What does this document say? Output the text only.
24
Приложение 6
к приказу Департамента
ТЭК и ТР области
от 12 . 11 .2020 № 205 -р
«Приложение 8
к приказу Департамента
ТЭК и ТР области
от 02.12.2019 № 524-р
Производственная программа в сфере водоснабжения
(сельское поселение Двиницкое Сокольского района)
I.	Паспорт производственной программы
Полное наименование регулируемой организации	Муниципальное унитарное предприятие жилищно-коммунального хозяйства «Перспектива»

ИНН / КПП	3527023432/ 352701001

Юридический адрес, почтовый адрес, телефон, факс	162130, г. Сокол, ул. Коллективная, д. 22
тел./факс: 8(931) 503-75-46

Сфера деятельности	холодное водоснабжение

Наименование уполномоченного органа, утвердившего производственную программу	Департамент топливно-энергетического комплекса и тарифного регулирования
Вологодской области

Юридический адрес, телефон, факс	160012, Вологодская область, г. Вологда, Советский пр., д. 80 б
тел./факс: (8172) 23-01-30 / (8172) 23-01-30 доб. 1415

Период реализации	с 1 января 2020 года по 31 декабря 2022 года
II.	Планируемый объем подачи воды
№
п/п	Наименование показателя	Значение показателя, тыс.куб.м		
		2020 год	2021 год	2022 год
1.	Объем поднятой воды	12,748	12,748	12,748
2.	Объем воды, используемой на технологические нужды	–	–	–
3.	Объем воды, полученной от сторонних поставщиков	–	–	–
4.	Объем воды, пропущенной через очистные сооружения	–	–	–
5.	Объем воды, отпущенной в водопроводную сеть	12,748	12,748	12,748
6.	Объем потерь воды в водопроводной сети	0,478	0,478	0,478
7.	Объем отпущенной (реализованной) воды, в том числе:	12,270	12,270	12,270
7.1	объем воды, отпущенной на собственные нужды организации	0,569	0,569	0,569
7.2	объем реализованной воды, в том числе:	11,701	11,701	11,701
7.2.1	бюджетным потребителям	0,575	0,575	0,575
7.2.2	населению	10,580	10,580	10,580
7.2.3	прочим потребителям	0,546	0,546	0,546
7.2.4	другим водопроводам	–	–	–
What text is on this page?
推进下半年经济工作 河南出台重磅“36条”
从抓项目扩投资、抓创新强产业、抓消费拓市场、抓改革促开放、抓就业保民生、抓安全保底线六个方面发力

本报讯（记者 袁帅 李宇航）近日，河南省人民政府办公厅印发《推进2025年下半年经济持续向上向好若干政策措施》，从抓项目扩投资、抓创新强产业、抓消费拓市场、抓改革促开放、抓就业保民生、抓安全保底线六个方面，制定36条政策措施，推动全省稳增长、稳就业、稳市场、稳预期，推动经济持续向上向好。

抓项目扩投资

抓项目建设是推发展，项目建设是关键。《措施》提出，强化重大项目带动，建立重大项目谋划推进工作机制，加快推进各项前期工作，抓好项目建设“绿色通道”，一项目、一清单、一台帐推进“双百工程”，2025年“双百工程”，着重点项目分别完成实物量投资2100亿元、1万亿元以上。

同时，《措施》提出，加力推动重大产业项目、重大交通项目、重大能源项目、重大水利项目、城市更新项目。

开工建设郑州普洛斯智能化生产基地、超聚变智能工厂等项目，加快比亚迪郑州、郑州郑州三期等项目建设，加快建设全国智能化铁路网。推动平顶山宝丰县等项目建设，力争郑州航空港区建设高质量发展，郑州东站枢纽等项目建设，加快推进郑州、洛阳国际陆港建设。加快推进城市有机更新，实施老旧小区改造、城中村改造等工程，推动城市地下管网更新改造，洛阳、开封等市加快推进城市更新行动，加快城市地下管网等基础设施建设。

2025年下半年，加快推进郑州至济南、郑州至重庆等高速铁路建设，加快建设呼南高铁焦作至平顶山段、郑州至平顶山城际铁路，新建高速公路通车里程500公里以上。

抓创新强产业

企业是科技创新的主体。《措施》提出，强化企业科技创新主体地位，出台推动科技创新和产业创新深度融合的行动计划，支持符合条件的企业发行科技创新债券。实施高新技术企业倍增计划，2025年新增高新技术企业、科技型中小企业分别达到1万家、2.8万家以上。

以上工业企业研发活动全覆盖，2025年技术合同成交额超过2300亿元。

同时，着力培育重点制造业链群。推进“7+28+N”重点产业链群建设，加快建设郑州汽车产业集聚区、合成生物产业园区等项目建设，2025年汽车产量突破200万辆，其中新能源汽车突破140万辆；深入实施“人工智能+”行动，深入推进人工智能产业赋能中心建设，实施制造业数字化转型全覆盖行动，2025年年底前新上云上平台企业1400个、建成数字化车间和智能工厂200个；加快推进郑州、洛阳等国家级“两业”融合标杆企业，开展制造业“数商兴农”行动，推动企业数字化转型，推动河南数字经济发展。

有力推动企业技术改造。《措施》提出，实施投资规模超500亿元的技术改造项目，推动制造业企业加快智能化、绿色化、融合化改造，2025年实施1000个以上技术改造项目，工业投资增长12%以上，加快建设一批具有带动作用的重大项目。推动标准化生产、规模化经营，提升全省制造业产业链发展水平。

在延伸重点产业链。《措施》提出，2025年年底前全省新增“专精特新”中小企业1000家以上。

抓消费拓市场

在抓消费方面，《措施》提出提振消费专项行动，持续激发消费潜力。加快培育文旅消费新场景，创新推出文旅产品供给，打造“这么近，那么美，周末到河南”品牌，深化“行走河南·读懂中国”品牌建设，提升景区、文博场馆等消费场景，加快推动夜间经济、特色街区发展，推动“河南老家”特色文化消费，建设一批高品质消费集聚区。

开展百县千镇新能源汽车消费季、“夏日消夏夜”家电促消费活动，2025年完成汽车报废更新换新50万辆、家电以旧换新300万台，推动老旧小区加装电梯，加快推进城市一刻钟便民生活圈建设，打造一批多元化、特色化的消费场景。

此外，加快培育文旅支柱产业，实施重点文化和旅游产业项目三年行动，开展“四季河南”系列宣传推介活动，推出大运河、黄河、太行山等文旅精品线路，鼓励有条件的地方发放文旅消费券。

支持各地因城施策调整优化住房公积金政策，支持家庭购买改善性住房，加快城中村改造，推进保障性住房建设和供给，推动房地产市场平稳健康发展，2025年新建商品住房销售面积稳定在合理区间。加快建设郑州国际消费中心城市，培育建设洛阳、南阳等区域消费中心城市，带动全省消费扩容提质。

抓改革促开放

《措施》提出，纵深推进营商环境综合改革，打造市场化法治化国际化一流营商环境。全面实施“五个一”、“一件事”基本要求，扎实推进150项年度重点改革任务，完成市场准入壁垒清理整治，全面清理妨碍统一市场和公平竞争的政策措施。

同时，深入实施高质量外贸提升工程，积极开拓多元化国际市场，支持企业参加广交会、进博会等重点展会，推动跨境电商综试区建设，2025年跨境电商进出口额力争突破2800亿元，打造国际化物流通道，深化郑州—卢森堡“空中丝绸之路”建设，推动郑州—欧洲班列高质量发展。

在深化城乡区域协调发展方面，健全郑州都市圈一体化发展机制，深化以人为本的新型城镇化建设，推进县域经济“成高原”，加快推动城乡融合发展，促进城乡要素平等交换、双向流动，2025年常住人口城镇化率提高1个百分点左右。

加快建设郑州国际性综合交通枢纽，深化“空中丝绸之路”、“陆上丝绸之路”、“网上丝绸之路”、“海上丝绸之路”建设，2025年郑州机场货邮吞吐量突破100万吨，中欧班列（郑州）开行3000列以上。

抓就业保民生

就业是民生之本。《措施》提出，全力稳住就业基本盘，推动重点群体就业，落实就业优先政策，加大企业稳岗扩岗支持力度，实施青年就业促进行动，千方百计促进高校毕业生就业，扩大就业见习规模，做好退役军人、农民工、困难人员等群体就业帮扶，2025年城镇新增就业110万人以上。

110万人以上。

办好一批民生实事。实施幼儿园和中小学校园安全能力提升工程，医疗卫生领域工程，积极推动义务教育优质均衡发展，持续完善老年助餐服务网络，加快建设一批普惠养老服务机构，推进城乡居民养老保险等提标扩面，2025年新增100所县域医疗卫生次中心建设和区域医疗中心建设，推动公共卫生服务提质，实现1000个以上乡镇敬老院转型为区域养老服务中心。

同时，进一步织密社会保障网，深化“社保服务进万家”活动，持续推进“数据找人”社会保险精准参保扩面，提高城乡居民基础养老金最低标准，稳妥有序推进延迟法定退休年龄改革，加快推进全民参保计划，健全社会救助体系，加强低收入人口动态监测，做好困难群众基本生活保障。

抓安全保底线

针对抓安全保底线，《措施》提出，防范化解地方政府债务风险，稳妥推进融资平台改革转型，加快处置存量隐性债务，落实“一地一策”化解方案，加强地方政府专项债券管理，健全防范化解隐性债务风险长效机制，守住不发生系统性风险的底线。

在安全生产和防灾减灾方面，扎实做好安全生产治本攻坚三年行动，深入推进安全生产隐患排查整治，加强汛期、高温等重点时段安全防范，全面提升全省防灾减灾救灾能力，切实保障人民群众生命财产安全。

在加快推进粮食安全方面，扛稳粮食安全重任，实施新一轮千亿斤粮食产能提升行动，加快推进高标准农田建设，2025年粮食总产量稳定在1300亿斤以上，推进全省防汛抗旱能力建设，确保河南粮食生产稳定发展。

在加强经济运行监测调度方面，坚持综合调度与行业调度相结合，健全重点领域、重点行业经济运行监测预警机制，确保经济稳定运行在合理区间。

# WORK TO COMPLETE:
In the listing above, how many lines include the word "this"? Answer with the number and nothing more.

# OUTPUT BELOW:
2